Cette situation fait transparaître les deux propriétés fondamentales de l’or d’investissement. D’une part, l’or est plutôt positivement corrélé aux indices boursiers sur le long terme. Comme nous l’observons en 2024, l’or et le S&P 500 ont tous deux progressé d’environ 30 %.
D’autre part, l’or a souvent tendance à bien performer lors des phases de correction des marchés boursiers, surtout si ces dernières sont accompagnées d’une récession. Ainsi, le rôle d’actif défensif de l’or reste un élément essentiel pour les investisseurs cherchant à se prémunir contre les incertitudes économiques.
Source : Real Gross Domestic Product (GDPC1) | FRED | St. Louis Fed
Les risques économiques qui se profilent en 2025 sont multiples. D’abord, le retour potentiel du chômage inquiète. Bien que l’emploi soit resté très résilient aux États-Unis et en Europe en 2024, une dégradation pourrait survenir rapidement en l’espace de quelques trimestres. Ensuite, la croissance économique américaine se maintient à un niveau particulièrement élevé, et sur une durée sans précédent depuis au moins 2006. Si l’économie se porte bien aujourd’hui, les indicateurs penchent néanmoins vers un risque accru de ralentissement. Ces évolutions devront être suivies de près.

Lignes de données
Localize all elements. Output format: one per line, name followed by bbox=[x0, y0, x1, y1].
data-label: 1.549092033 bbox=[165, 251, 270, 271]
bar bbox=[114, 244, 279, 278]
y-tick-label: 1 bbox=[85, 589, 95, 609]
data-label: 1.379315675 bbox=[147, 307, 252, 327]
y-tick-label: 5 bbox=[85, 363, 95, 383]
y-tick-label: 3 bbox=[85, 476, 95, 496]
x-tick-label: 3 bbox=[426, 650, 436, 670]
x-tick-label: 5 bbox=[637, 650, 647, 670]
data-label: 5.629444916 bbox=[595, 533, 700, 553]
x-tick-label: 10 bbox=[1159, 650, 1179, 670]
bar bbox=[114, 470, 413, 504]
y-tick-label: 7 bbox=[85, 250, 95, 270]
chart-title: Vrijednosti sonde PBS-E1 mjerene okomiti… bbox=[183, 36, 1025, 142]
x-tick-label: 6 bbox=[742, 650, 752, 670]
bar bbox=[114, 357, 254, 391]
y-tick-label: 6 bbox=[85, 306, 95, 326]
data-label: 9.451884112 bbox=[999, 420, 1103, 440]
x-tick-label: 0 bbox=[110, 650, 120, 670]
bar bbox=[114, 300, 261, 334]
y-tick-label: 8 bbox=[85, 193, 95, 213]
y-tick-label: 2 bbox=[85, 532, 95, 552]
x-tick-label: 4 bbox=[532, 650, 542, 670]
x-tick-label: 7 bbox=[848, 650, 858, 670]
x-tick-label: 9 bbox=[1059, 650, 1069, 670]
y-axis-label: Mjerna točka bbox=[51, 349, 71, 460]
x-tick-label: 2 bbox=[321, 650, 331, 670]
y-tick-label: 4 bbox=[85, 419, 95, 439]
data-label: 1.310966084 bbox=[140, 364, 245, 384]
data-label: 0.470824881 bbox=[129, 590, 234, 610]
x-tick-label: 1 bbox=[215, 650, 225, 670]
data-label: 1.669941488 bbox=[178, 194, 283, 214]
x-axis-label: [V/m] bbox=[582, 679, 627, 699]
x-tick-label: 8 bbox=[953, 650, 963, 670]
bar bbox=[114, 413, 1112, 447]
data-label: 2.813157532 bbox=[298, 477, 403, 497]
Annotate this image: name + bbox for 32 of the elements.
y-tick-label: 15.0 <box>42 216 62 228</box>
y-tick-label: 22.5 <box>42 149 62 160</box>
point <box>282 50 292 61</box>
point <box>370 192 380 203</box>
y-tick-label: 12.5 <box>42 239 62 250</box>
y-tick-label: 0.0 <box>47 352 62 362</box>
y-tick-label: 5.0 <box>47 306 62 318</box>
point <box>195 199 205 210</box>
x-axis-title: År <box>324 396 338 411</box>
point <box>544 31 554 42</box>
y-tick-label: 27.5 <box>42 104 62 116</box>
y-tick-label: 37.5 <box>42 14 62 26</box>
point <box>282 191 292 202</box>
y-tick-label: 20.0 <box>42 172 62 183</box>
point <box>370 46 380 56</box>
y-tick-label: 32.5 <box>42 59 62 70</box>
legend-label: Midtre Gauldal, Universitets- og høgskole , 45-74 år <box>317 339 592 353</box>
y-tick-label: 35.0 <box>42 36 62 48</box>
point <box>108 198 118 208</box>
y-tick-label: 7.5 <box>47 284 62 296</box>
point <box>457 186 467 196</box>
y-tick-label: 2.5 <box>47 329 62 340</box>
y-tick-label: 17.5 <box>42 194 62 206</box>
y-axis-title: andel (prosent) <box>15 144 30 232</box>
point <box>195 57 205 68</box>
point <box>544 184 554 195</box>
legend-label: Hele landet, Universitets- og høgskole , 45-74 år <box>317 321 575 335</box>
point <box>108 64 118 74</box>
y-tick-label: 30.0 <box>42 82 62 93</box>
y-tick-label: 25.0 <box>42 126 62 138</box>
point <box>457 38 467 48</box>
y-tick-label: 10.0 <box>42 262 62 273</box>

*Travail demandé*.
1) Recopiez le passage sur l’or d’investissement entre « Cette situation fait » et « d’environ 30 %. », bornes incluses.
2) Répondez aux questions suivantes d’après le passage sur l’or d’investissement :
(a) De combien l’or et le S&P 500 ont-ils progressé en 2024 ?
(b) Dans quelles zones l’emploi est-il resté très résilient en 2024 ?
(c) Depuis quelle année au moins la croissance américaine ne s’était-elle pas maintenue aussi longtemps à un niveau aussi élevé ?
Les enregistrements constituent un matériau distinct du passage.

*Réponses détaillées*.
1)
Cette situation fait transparaître les deux propriétés fondamentales de l’or d’investissement. D’une part, l’or est plutôt positivement corrélé aux indices boursiers sur le long terme. Comme nous l’observons en 2024, l’or et le S&P 500 ont tous deux progressé d’environ 30 %.

2)
(a) D’environ 30 % chacun.
(b) Aux États-Unis et en Europe.
(c) Depuis au moins 2006.